Word Embeddings & Vector Representations

Transform discrete tokens into continuous vector spaces where meaning lives

What are Word Embeddings?

Word embeddings are the bridge between discrete symbols (tokens) and continuous mathematics (neural networks). They transform words into dense vectors of real numbers, enabling mathematical operations on language and capturing semantic relationships in geometric space.

The Core Insight

Words with similar meanings should have similar representations. In embedding space, “cat” and “dog” are closer together than “cat” and “democracy”. This geometric structure emerges naturally from training on text where similar words appear in similar contexts.

Why Not One-Hot?

One-hot encoding creates sparse vectors where each word is orthogonal to every other word—no relationships captured. A 50,000 word vocabulary needs 50,000-dimensional vectors! Embeddings compress this to typically 128-1024 dimensions while encoding rich semantic information.

Distributed Representation

Each dimension doesn't represent a single feature but rather contributes to multiple semantic aspects. Meaning is distributed across all dimensions, making embeddings robust and information-dense.

Compositionality

Vector arithmetic works! The famous example: vector(“king”) - vector(“man”) + vector(“woman”) ≈ vector(“queen”). Relationships are encoded as vector offsets.

Transfer Learning

Pre-trained embeddings capture general language understanding that transfers to new tasks. This is the foundation of modern NLP—start with good embeddings, fine-tune for specific tasks.

Dataset entries
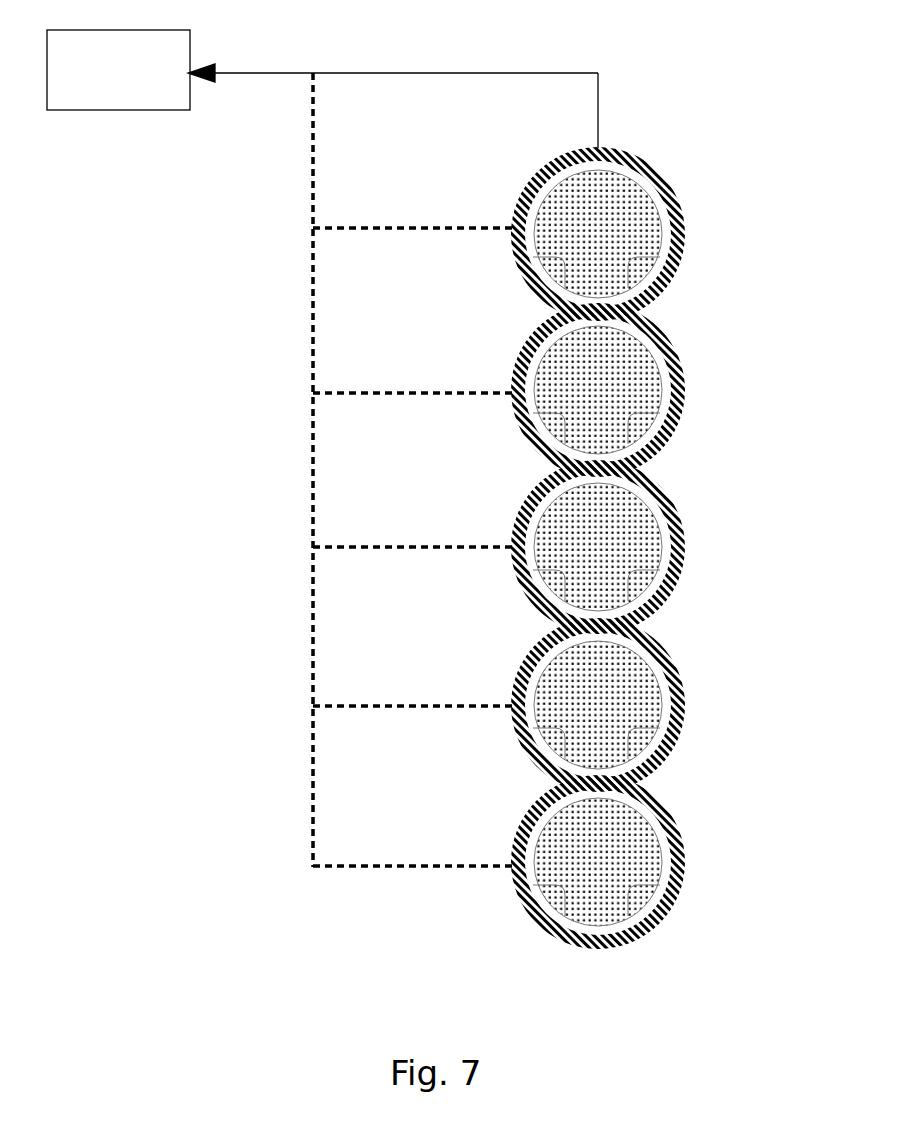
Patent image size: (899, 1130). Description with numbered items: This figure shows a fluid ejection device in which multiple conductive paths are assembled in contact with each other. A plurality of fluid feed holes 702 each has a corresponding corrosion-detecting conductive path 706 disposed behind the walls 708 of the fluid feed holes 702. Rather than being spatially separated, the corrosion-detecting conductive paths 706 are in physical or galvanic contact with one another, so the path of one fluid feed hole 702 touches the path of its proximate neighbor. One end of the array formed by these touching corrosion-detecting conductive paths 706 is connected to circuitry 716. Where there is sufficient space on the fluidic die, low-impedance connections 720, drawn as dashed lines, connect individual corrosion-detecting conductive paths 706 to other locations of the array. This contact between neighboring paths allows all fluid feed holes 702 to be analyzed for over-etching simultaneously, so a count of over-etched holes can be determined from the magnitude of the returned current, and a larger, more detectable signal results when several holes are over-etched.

The circuitry 716 is at (96, 100).
The low-impedance connections 720 is at (407, 227).
The fluid feed holes 702 is at (660, 257).
The corrosion-detecting conductive paths 706 is at (673, 202).
The walls 708 is at (465, 922).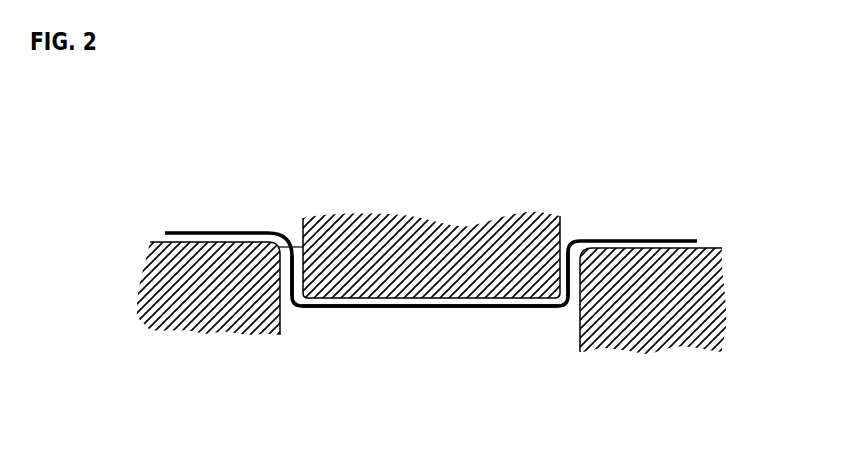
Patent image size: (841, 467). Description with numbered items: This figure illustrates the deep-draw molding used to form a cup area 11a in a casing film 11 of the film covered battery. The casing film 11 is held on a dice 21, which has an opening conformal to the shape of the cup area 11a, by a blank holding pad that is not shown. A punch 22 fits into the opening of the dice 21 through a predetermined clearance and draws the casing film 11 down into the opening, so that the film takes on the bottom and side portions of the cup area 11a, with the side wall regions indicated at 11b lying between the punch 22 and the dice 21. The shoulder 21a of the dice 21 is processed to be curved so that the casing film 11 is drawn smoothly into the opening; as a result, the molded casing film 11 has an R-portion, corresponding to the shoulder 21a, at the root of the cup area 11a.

The casing film 11 is at (205, 232).
The cup area 11a is at (407, 310).
The side portion of film 11b is at (323, 240).
The dice 21 is at (213, 317).
The shoulder 21a is at (275, 242).
The punch 22 is at (440, 245).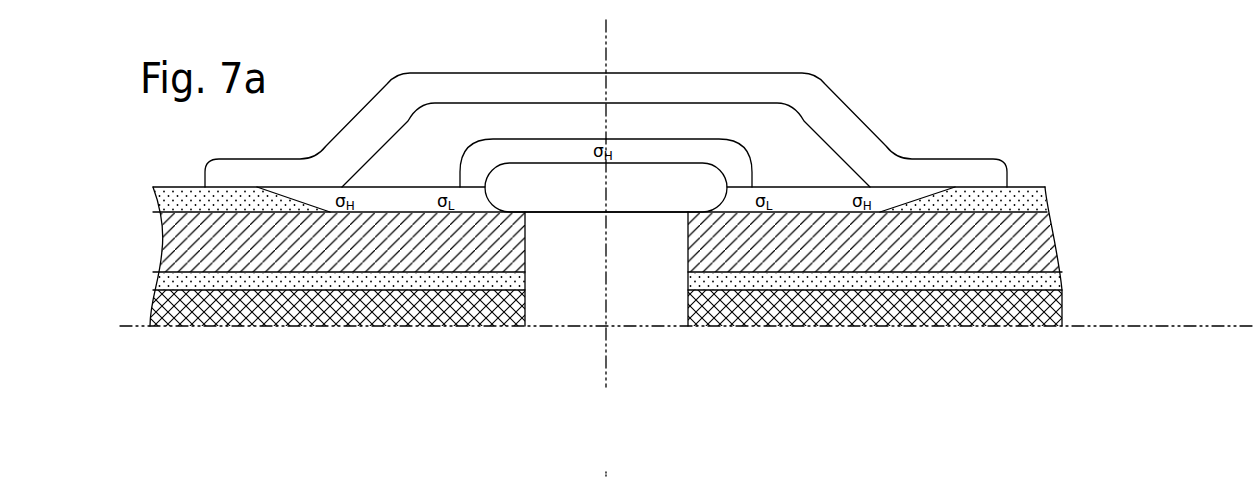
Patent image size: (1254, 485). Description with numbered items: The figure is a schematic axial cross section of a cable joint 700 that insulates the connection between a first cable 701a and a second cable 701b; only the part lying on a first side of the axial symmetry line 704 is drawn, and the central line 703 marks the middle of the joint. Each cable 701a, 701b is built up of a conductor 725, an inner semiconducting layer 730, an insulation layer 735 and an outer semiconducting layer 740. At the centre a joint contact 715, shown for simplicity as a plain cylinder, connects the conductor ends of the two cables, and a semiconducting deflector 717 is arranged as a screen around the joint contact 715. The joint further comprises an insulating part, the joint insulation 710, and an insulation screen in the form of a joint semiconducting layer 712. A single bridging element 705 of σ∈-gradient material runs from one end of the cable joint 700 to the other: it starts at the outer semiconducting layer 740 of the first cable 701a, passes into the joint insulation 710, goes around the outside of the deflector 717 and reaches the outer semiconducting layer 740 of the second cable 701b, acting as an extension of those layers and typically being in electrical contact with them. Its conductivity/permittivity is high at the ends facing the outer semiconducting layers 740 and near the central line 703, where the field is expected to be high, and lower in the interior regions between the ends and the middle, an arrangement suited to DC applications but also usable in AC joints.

The cable joint 700 is at (883, 147).
The first cable 701a is at (207, 330).
The second cable 701b is at (992, 330).
The central line 703 is at (606, 50).
The axial symmetry line 704 is at (1237, 326).
The bridging element 705 is at (787, 186).
The joint insulation 710 is at (516, 156).
The joint semiconducting layer 712 is at (537, 130).
The joint contact 715 is at (606, 269).
The semiconducting deflector 717 is at (606, 187).
The conductor 725 is at (1063, 303).
The inner semiconducting layer 730 is at (1063, 282).
The insulation layer 735 is at (1053, 233).
The outer semiconducting layer 740 is at (1048, 200).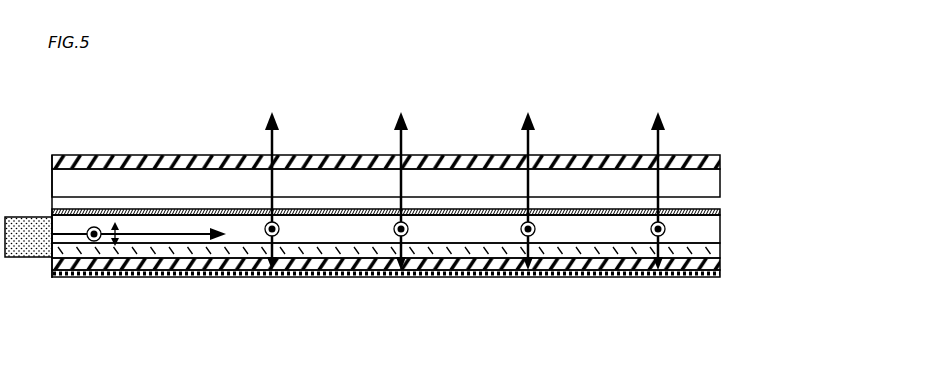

Job
In the word embeddings text, how many dimensions do embeddings typically use?

Solution to this problem
Typically 128 to 1024 dimensions.